Records excerpted from a collection:
▬▬▬▬▬▬▬▬▬▬
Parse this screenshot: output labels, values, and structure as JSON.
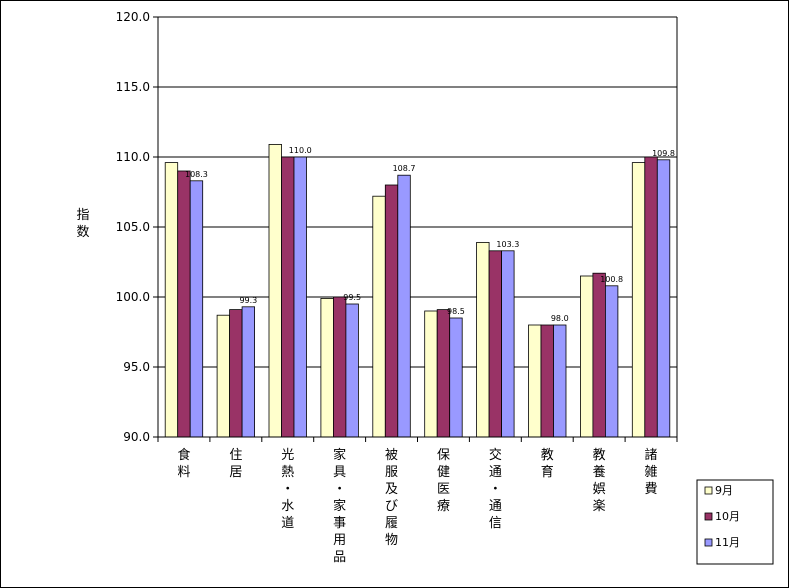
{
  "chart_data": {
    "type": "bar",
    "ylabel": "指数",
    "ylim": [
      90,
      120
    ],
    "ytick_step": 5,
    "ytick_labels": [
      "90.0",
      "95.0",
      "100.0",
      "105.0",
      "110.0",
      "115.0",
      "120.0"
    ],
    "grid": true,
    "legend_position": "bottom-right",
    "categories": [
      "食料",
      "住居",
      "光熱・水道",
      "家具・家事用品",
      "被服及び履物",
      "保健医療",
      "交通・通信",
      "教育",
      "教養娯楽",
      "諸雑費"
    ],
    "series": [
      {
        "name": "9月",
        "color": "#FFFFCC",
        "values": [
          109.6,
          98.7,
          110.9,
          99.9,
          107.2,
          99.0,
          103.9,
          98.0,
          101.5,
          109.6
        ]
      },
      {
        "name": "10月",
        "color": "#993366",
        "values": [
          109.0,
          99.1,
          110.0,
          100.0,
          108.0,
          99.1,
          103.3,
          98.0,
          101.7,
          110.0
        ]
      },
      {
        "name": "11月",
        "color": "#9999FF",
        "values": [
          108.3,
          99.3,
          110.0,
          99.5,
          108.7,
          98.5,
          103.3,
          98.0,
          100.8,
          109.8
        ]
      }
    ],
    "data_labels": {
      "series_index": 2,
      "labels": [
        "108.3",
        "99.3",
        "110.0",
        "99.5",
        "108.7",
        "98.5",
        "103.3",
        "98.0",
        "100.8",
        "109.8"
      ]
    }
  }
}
▬▬▬▬▬▬▬▬▬▬
INSTRUCTIONS TO FOLLOW =
Excluding the pictures, reproduce every entry exactly as given.

EXERCISE ANSWER =
Parse this screenshot: output labels, values, and structure as JSON.
{
  "chart_data": {
    "type": "bar",
    "ylabel": "指数",
    "ylim": [
      90,
      120
    ],
    "ytick_step": 5,
    "ytick_labels": [
      "90.0",
      "95.0",
      "100.0",
      "105.0",
      "110.0",
      "115.0",
      "120.0"
    ],
    "grid": true,
    "legend_position": "bottom-right",
    "categories": [
      "食料",
      "住居",
      "光熱・水道",
      "家具・家事用品",
      "被服及び履物",
      "保健医療",
      "交通・通信",
      "教育",
      "教養娯楽",
      "諸雑費"
    ],
    "series": [
      {
        "name": "9月",
        "color": "#FFFFCC",
        "values": [
          109.6,
          98.7,
          110.9,
          99.9,
          107.2,
          99.0,
          103.9,
          98.0,
          101.5,
          109.6
        ]
      },
      {
        "name": "10月",
        "color": "#993366",
        "values": [
          109.0,
          99.1,
          110.0,
          100.0,
          108.0,
          99.1,
          103.3,
          98.0,
          101.7,
          110.0
        ]
      },
      {
        "name": "11月",
        "color": "#9999FF",
        "values": [
          108.3,
          99.3,
          110.0,
          99.5,
          108.7,
          98.5,
          103.3,
          98.0,
          100.8,
          109.8
        ]
      }
    ],
    "data_labels": {
      "series_index": 2,
      "labels": [
        "108.3",
        "99.3",
        "110.0",
        "99.5",
        "108.7",
        "98.5",
        "103.3",
        "98.0",
        "100.8",
        "109.8"
      ]
    }
  }
}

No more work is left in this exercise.